Data listing:
+++
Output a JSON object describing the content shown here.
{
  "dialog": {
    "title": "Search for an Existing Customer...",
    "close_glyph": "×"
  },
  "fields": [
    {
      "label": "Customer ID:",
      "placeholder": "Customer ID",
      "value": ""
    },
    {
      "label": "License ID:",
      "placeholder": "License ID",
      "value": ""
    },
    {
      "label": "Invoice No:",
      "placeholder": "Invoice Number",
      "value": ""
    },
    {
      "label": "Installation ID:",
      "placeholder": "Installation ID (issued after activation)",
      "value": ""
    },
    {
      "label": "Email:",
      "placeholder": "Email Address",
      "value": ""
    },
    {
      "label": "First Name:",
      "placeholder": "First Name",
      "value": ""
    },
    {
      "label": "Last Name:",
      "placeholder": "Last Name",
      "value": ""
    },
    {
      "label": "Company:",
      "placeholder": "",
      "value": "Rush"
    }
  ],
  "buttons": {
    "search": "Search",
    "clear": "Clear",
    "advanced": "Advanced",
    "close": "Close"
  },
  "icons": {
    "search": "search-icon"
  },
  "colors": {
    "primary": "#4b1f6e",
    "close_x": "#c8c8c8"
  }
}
+++
What is needed => In the records above, find each line holding "Installation" and copy it.

Output of the exercise =>
      "label": "Installation ID:",
      "placeholder": "Installation ID (issued after activation)",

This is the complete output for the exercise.